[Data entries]
□ □ □ □ □ □ □
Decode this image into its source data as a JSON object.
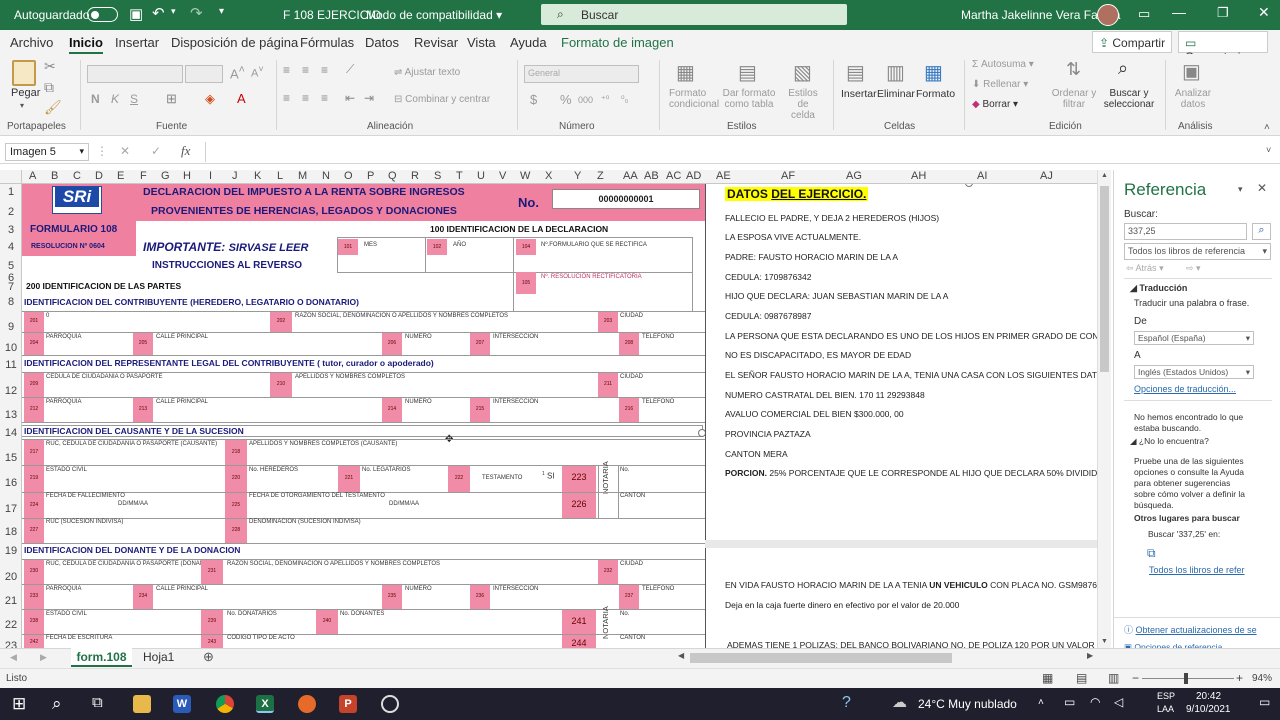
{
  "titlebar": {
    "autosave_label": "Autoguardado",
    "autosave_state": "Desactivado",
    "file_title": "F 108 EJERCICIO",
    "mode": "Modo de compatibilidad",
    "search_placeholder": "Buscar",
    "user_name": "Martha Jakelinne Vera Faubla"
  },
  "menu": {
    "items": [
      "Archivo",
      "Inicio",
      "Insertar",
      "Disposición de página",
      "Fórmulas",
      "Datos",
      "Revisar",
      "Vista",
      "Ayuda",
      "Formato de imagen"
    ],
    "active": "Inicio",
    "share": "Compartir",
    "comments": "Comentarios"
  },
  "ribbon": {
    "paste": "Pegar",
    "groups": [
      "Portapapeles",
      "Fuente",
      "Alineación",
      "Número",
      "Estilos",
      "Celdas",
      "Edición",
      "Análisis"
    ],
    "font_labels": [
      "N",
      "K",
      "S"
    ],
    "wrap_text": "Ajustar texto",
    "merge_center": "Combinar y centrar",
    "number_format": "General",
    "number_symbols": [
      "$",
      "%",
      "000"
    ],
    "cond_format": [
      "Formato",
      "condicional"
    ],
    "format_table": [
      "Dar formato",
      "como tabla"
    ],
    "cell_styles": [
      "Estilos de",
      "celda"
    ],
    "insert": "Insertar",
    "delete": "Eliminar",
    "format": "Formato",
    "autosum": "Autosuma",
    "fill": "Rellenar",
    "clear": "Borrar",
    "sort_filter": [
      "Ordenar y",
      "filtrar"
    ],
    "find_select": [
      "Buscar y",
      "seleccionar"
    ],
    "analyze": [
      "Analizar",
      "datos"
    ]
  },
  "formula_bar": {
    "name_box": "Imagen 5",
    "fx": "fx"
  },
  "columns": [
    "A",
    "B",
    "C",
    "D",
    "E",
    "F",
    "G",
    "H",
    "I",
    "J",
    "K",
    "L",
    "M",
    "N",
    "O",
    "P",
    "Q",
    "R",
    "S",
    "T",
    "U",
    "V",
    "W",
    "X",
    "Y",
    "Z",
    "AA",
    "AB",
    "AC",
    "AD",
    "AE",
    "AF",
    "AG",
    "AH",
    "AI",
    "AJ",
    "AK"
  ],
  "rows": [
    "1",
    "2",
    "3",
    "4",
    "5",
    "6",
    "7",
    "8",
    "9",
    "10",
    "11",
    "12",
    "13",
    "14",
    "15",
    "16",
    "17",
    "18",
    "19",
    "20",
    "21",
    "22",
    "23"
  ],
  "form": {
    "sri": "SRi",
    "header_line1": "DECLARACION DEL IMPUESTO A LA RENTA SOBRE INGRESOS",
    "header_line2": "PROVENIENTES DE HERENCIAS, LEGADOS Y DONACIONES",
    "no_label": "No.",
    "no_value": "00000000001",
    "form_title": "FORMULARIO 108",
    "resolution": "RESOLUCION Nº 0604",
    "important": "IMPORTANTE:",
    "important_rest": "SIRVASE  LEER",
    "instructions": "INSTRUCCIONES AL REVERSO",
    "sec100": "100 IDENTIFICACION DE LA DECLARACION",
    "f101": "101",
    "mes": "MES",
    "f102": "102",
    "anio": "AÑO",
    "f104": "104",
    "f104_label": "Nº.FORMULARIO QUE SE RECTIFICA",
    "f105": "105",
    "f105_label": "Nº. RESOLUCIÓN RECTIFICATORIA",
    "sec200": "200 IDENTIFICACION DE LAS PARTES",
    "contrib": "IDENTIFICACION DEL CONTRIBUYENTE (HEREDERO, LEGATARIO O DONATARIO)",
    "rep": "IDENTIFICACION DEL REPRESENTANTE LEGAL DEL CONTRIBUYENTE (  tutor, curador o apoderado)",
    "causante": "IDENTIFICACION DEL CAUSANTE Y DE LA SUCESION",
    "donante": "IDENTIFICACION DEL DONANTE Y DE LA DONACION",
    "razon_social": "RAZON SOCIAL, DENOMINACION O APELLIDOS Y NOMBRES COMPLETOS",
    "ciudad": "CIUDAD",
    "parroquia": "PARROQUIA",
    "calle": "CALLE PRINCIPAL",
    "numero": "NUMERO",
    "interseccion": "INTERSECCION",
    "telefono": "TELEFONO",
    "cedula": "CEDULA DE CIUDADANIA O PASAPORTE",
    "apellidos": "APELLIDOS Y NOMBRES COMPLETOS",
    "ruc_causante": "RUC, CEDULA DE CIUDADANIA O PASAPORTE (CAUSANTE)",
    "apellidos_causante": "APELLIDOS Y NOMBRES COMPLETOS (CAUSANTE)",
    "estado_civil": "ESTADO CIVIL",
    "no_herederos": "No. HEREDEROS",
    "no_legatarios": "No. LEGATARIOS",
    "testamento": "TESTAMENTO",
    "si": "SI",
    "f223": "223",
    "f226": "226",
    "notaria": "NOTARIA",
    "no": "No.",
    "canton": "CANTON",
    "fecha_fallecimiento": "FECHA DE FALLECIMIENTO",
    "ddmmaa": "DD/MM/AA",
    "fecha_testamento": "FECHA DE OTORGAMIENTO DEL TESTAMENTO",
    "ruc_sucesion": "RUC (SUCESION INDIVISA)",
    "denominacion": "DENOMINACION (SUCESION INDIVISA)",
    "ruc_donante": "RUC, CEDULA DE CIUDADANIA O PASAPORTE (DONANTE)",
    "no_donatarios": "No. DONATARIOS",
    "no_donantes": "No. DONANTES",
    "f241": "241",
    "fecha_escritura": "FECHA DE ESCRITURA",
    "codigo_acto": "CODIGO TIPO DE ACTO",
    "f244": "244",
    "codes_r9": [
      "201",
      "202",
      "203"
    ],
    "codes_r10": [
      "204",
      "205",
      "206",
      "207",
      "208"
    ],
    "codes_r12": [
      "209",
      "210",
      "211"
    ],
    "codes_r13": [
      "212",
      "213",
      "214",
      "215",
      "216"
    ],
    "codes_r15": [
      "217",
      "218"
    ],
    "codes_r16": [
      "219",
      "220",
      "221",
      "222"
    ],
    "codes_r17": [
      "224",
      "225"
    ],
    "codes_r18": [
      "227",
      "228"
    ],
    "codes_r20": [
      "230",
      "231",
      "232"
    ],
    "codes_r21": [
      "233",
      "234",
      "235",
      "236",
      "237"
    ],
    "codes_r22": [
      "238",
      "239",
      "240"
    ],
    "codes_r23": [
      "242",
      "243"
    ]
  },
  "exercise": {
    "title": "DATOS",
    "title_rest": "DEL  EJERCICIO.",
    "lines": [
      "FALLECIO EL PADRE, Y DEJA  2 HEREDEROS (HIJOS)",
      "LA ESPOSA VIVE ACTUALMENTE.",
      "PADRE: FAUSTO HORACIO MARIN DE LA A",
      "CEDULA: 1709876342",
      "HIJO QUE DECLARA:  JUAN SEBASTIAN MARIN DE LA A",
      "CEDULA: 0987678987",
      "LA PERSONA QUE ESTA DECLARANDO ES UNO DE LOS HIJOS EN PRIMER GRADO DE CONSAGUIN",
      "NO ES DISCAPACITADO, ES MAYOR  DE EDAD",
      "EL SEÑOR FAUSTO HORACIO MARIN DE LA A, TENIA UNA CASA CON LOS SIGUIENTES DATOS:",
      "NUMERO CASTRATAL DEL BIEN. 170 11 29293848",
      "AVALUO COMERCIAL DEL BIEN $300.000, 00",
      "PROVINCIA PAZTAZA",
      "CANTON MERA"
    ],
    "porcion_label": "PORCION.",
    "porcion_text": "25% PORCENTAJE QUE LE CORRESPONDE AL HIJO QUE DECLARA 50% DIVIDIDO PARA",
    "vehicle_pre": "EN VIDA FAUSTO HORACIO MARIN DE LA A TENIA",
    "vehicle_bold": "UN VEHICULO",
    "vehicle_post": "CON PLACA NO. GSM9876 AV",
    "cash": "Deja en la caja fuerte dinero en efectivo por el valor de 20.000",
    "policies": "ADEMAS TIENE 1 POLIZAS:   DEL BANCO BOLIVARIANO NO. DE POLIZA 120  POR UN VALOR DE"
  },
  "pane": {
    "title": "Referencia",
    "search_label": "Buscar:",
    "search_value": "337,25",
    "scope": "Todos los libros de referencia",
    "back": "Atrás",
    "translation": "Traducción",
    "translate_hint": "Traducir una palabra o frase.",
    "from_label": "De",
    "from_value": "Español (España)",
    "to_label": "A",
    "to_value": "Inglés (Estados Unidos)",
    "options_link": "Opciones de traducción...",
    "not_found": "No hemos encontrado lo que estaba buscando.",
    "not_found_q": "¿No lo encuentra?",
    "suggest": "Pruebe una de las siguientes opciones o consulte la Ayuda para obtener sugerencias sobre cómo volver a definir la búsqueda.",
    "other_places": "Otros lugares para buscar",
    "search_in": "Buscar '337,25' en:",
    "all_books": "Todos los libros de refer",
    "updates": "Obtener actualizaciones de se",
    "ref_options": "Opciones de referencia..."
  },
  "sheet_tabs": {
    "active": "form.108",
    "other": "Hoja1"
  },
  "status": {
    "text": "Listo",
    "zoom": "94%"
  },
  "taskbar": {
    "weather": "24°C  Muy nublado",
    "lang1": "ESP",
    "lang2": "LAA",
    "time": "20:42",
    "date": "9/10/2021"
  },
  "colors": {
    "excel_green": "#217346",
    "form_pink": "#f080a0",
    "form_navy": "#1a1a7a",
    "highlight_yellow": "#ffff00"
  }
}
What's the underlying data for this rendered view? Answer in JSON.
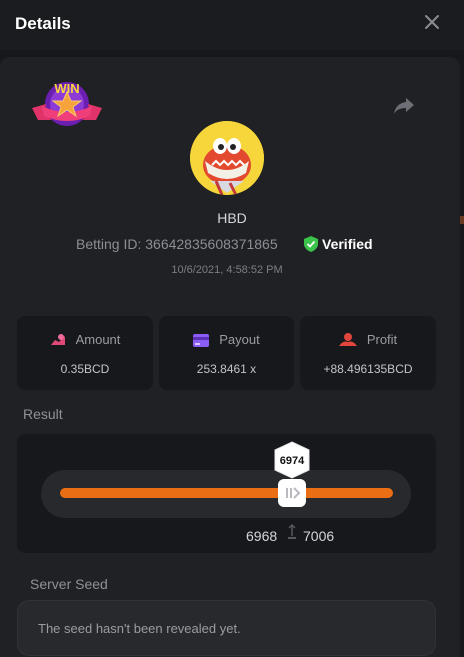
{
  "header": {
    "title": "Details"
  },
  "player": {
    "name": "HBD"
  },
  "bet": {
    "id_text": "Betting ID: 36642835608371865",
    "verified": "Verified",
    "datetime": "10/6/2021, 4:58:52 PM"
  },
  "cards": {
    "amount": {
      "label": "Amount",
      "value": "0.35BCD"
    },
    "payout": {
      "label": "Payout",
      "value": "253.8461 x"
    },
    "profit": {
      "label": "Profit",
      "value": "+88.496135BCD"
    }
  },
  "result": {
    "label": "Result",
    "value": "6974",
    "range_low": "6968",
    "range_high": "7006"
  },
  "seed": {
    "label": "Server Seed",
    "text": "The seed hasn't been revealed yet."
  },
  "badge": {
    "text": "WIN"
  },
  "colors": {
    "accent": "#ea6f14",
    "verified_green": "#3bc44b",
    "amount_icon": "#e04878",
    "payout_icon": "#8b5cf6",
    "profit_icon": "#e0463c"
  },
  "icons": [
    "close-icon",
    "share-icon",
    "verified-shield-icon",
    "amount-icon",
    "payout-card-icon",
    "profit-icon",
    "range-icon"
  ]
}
□ □ □ □ □ □ □
Output a single number: how many lines contain the word "NOMBRES".

3